**AIM:**
Repeat the whole of the data, keeping every detail the same.
━━━━━━━━━━━━━━━━
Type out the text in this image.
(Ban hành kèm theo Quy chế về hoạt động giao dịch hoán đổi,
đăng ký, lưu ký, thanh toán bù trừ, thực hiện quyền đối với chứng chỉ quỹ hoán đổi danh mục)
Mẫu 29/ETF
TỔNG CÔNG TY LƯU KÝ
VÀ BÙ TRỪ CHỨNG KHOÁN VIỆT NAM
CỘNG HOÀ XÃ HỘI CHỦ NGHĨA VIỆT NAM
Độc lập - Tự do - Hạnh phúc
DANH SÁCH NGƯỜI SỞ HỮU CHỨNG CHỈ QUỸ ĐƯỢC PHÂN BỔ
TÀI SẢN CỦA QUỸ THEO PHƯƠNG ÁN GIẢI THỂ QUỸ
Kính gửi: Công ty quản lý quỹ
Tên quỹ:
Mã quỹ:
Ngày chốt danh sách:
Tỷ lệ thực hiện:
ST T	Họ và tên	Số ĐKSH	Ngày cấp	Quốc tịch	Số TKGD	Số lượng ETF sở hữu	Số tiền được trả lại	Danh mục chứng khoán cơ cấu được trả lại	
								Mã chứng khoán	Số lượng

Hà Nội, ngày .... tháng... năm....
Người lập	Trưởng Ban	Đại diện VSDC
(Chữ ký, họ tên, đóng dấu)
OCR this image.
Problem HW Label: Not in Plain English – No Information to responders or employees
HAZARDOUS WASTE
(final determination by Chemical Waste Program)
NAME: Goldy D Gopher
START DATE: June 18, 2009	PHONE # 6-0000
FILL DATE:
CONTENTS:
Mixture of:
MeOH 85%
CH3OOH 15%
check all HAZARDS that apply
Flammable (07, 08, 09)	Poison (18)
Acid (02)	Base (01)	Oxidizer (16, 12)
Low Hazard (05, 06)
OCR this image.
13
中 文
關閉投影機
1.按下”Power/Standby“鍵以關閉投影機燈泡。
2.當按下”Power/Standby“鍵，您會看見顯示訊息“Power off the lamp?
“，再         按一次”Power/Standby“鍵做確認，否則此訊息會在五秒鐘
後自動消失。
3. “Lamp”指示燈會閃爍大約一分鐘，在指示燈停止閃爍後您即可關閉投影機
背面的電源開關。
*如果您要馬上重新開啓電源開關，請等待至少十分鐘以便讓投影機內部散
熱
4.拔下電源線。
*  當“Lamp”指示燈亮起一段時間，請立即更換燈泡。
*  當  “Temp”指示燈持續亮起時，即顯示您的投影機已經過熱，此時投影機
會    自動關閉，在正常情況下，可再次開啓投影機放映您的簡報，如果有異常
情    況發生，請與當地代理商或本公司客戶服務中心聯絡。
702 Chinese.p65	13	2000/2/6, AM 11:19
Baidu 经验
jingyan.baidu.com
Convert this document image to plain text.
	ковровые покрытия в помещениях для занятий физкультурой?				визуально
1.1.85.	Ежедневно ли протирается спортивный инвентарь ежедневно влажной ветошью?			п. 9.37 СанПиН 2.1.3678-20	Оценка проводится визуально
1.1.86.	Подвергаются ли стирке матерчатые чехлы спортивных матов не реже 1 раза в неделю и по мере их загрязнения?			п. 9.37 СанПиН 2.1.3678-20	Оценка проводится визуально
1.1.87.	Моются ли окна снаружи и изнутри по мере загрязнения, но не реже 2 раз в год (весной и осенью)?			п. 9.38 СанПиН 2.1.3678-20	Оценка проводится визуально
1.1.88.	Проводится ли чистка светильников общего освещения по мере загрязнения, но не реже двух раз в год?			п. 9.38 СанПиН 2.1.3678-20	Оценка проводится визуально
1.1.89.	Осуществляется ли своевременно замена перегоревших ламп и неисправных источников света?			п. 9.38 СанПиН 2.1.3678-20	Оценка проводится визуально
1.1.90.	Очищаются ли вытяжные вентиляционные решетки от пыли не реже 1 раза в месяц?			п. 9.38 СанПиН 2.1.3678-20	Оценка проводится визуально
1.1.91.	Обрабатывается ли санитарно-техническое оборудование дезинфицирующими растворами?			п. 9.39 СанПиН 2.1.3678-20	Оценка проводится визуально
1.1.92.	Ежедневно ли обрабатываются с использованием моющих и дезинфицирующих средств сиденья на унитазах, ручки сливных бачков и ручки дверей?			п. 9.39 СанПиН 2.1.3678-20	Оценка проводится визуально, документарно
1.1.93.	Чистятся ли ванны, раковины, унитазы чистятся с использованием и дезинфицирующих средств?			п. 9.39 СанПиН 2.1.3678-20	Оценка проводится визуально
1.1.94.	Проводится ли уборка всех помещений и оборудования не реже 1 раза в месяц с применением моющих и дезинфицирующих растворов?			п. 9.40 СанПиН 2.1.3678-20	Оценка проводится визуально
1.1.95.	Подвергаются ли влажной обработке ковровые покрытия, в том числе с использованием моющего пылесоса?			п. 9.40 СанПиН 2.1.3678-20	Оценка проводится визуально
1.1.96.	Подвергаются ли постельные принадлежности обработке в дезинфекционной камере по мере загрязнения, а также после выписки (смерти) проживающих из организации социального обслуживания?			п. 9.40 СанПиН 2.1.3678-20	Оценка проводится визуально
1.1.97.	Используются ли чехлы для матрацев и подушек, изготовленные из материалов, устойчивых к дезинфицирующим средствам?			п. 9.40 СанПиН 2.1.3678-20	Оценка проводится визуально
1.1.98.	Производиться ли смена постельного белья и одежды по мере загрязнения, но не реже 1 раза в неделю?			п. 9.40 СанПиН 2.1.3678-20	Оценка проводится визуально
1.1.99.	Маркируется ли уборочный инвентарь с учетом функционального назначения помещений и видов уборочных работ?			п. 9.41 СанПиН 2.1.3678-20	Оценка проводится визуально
━━━━━━━━━━━━━━━━
**RESULT OF THIS TASK:**
Type out the text in this image.
(Ban hành kèm theo Quy chế về hoạt động giao dịch hoán đổi,
đăng ký, lưu ký, thanh toán bù trừ, thực hiện quyền đối với chứng chỉ quỹ hoán đổi danh mục)
Mẫu 29/ETF
TỔNG CÔNG TY LƯU KÝ
VÀ BÙ TRỪ CHỨNG KHOÁN VIỆT NAM
CỘNG HOÀ XÃ HỘI CHỦ NGHĨA VIỆT NAM
Độc lập - Tự do - Hạnh phúc
DANH SÁCH NGƯỜI SỞ HỮU CHỨNG CHỈ QUỸ ĐƯỢC PHÂN BỔ
TÀI SẢN CỦA QUỸ THEO PHƯƠNG ÁN GIẢI THỂ QUỸ
Kính gửi: Công ty quản lý quỹ
Tên quỹ:
Mã quỹ:
Ngày chốt danh sách:
Tỷ lệ thực hiện:
ST T	Họ và tên	Số ĐKSH	Ngày cấp	Quốc tịch	Số TKGD	Số lượng ETF sở hữu	Số tiền được trả lại	Danh mục chứng khoán cơ cấu được trả lại	
								Mã chứng khoán	Số lượng

Hà Nội, ngày .... tháng... năm....
Người lập	Trưởng Ban	Đại diện VSDC
(Chữ ký, họ tên, đóng dấu)
OCR this image.
Problem HW Label: Not in Plain English – No Information to responders or employees
HAZARDOUS WASTE
(final determination by Chemical Waste Program)
NAME: Goldy D Gopher
START DATE: June 18, 2009	PHONE # 6-0000
FILL DATE:
CONTENTS:
Mixture of:
MeOH 85%
CH3OOH 15%
check all HAZARDS that apply
Flammable (07, 08, 09)	Poison (18)
Acid (02)	Base (01)	Oxidizer (16, 12)
Low Hazard (05, 06)
OCR this image.
13
中 文
關閉投影機
1.按下”Power/Standby“鍵以關閉投影機燈泡。
2.當按下”Power/Standby“鍵，您會看見顯示訊息“Power off the lamp?
“，再         按一次”Power/Standby“鍵做確認，否則此訊息會在五秒鐘
後自動消失。
3. “Lamp”指示燈會閃爍大約一分鐘，在指示燈停止閃爍後您即可關閉投影機
背面的電源開關。
*如果您要馬上重新開啓電源開關，請等待至少十分鐘以便讓投影機內部散
熱
4.拔下電源線。
*  當“Lamp”指示燈亮起一段時間，請立即更換燈泡。
*  當  “Temp”指示燈持續亮起時，即顯示您的投影機已經過熱，此時投影機
會    自動關閉，在正常情況下，可再次開啓投影機放映您的簡報，如果有異常
情    況發生，請與當地代理商或本公司客戶服務中心聯絡。
702 Chinese.p65	13	2000/2/6, AM 11:19
Baidu 经验
jingyan.baidu.com
Convert this document image to plain text.
	ковровые покрытия в помещениях для занятий физкультурой?				визуально
1.1.85.	Ежедневно ли протирается спортивный инвентарь ежедневно влажной ветошью?			п. 9.37 СанПиН 2.1.3678-20	Оценка проводится визуально
1.1.86.	Подвергаются ли стирке матерчатые чехлы спортивных матов не реже 1 раза в неделю и по мере их загрязнения?			п. 9.37 СанПиН 2.1.3678-20	Оценка проводится визуально
1.1.87.	Моются ли окна снаружи и изнутри по мере загрязнения, но не реже 2 раз в год (весной и осенью)?			п. 9.38 СанПиН 2.1.3678-20	Оценка проводится визуально
1.1.88.	Проводится ли чистка светильников общего освещения по мере загрязнения, но не реже двух раз в год?			п. 9.38 СанПиН 2.1.3678-20	Оценка проводится визуально
1.1.89.	Осуществляется ли своевременно замена перегоревших ламп и неисправных источников света?			п. 9.38 СанПиН 2.1.3678-20	Оценка проводится визуально
1.1.90.	Очищаются ли вытяжные вентиляционные решетки от пыли не реже 1 раза в месяц?			п. 9.38 СанПиН 2.1.3678-20	Оценка проводится визуально
1.1.91.	Обрабатывается ли санитарно-техническое оборудование дезинфицирующими растворами?			п. 9.39 СанПиН 2.1.3678-20	Оценка проводится визуально
1.1.92.	Ежедневно ли обрабатываются с использованием моющих и дезинфицирующих средств сиденья на унитазах, ручки сливных бачков и ручки дверей?			п. 9.39 СанПиН 2.1.3678-20	Оценка проводится визуально, документарно
1.1.93.	Чистятся ли ванны, раковины, унитазы чистятся с использованием и дезинфицирующих средств?			п. 9.39 СанПиН 2.1.3678-20	Оценка проводится визуально
1.1.94.	Проводится ли уборка всех помещений и оборудования не реже 1 раза в месяц с применением моющих и дезинфицирующих растворов?			п. 9.40 СанПиН 2.1.3678-20	Оценка проводится визуально
1.1.95.	Подвергаются ли влажной обработке ковровые покрытия, в том числе с использованием моющего пылесоса?			п. 9.40 СанПиН 2.1.3678-20	Оценка проводится визуально
1.1.96.	Подвергаются ли постельные принадлежности обработке в дезинфекционной камере по мере загрязнения, а также после выписки (смерти) проживающих из организации социального обслуживания?			п. 9.40 СанПиН 2.1.3678-20	Оценка проводится визуально
1.1.97.	Используются ли чехлы для матрацев и подушек, изготовленные из материалов, устойчивых к дезинфицирующим средствам?			п. 9.40 СанПиН 2.1.3678-20	Оценка проводится визуально
1.1.98.	Производиться ли смена постельного белья и одежды по мере загрязнения, но не реже 1 раза в неделю?			п. 9.40 СанПиН 2.1.3678-20	Оценка проводится визуально
1.1.99.	Маркируется ли уборочный инвентарь с учетом функционального назначения помещений и видов уборочных работ?			п. 9.41 СанПиН 2.1.3678-20	Оценка проводится визуально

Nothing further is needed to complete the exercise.